§ Requirement: Below are the records. Count the lines containing the string "Studies", and reply with the number alone.

§ Records for this task:

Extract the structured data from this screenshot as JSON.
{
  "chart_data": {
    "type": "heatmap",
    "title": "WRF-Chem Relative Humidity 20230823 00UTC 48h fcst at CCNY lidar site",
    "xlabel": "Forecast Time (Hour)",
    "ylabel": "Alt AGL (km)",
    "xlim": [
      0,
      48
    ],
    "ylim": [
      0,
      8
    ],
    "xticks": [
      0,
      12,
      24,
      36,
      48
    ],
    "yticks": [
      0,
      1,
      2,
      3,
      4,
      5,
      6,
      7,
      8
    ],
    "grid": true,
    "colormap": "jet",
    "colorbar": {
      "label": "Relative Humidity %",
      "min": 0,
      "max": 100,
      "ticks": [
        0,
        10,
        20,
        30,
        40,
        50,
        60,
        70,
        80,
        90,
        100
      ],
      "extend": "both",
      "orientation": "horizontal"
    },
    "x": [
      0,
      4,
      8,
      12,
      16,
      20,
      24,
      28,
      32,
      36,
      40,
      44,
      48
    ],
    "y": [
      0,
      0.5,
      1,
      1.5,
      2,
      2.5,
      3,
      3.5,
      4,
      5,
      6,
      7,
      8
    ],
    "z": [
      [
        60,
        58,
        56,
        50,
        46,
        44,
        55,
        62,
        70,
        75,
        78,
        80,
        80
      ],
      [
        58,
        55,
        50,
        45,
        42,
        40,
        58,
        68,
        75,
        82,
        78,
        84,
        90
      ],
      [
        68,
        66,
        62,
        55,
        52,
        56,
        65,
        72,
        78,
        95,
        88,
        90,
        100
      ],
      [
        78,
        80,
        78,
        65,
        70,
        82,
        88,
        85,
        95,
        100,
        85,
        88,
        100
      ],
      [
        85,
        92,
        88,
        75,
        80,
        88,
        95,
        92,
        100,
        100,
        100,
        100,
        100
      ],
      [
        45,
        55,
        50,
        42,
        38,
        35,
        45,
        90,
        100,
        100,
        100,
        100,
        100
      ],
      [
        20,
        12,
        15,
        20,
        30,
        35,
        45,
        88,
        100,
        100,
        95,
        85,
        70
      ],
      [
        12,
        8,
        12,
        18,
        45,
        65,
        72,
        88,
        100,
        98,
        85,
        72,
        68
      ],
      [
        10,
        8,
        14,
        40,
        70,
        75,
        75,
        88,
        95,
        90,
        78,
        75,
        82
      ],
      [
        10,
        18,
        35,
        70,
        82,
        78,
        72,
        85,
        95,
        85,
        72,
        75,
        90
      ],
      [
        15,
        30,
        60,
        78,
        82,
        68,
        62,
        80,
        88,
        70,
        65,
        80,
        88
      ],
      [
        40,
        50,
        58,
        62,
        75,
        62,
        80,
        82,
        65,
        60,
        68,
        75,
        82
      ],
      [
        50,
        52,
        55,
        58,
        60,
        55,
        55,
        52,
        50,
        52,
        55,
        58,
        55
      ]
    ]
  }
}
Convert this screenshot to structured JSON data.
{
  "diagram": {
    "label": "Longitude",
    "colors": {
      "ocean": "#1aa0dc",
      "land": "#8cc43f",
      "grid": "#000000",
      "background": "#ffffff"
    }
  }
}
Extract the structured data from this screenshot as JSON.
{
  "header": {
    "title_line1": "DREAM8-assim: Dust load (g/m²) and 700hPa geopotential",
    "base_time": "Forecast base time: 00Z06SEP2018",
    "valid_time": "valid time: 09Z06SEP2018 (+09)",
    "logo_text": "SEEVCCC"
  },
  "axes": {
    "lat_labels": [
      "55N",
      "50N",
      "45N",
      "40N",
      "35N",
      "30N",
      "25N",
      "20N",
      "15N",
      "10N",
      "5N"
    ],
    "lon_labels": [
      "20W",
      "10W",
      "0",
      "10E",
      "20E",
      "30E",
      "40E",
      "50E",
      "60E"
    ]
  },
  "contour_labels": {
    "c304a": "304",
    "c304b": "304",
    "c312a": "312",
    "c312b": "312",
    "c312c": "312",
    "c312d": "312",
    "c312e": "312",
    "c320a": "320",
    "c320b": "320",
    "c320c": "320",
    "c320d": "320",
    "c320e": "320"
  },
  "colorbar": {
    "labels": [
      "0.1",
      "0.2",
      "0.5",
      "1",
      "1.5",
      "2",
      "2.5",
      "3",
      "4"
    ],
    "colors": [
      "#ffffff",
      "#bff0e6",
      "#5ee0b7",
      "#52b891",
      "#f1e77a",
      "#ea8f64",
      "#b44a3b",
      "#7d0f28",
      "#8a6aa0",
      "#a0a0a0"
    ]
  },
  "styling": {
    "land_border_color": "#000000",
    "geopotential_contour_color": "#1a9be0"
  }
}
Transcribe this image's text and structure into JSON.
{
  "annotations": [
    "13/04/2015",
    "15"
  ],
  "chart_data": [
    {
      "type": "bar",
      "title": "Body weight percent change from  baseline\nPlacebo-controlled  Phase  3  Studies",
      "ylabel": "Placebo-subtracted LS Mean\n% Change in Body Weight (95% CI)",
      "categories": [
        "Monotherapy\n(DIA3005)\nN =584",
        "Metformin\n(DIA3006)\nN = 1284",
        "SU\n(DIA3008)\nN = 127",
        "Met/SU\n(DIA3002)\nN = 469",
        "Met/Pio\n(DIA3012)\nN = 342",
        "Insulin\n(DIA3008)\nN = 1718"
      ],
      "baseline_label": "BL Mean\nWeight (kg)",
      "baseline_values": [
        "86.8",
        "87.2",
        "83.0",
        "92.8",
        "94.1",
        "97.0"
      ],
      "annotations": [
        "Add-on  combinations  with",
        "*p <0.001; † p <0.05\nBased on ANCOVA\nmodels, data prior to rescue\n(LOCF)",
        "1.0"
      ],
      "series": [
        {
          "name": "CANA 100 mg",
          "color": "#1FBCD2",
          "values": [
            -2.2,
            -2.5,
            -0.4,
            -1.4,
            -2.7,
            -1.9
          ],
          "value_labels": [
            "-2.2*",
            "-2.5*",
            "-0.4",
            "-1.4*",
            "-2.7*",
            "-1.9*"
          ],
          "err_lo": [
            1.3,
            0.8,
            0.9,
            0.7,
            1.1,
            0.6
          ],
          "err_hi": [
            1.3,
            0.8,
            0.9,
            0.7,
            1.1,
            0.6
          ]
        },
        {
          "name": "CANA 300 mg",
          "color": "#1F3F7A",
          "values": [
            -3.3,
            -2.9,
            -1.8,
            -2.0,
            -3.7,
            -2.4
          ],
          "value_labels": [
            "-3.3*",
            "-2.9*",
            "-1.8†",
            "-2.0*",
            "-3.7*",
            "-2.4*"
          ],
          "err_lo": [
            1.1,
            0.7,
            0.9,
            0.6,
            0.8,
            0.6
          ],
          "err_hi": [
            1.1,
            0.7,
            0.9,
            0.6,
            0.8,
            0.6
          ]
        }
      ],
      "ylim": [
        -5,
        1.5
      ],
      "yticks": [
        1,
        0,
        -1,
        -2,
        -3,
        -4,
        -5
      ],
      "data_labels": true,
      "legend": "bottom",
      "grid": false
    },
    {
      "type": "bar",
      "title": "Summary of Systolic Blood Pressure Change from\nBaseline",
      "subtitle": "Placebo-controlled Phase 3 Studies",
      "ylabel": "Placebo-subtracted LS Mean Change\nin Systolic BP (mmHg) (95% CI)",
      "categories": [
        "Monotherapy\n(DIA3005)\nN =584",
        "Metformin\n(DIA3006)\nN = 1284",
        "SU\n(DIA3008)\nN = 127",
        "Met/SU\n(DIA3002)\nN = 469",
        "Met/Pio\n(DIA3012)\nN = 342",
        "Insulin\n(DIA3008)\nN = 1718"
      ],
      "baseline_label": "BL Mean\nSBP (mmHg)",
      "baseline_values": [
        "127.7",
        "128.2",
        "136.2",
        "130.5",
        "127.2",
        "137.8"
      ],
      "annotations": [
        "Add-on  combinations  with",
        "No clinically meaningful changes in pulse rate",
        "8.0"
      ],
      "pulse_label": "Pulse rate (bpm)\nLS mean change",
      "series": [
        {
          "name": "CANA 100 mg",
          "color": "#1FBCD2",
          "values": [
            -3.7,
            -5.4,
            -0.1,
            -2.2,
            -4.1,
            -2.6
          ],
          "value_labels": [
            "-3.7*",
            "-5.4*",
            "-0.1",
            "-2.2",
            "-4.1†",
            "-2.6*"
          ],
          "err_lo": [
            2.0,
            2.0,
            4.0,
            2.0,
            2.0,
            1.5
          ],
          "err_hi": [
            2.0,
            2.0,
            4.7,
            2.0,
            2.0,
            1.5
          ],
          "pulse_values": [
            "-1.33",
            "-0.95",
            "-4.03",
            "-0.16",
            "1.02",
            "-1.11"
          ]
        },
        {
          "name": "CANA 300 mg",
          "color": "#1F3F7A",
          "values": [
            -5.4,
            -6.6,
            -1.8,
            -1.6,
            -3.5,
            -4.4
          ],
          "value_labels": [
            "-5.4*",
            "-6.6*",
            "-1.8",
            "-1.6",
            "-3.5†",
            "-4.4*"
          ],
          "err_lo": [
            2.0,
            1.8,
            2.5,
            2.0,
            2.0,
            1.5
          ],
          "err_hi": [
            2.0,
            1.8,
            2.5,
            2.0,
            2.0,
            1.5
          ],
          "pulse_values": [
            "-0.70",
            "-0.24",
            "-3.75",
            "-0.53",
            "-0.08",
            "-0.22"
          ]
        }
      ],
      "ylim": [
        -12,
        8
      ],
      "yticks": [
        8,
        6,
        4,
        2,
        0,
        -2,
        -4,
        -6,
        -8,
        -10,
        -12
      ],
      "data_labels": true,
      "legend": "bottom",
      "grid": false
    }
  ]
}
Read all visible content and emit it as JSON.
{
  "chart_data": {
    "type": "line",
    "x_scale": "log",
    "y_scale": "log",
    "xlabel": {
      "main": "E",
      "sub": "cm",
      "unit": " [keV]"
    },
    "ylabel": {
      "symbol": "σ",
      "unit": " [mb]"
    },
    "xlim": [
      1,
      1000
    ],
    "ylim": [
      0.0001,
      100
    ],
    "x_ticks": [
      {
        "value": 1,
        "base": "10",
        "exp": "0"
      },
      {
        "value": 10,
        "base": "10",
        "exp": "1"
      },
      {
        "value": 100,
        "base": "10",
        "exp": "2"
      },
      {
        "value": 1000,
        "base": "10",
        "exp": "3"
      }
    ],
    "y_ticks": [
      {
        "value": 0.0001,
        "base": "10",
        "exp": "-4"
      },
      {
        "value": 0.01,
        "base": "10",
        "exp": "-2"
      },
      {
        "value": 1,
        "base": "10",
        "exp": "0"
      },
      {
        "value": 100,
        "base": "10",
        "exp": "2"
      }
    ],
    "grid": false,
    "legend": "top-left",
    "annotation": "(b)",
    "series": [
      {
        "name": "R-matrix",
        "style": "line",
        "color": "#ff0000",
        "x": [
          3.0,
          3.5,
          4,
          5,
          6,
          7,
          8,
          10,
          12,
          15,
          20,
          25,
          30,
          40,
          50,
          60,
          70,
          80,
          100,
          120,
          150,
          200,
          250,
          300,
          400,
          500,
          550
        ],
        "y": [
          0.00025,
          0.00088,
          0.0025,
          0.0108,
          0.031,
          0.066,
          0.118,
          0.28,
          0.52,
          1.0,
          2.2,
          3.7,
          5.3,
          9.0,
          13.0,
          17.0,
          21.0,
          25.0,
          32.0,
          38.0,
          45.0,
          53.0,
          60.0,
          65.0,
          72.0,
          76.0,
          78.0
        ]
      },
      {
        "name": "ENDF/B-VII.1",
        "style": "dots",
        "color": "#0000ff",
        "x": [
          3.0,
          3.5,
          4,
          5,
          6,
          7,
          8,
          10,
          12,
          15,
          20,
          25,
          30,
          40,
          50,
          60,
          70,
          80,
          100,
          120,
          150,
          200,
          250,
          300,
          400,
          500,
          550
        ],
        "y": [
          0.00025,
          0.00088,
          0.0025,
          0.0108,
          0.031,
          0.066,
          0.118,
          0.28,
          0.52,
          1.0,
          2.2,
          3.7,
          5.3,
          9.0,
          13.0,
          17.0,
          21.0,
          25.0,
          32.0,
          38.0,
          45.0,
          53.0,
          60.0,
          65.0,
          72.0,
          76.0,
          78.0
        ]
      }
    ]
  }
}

§ Result for this exercise: 2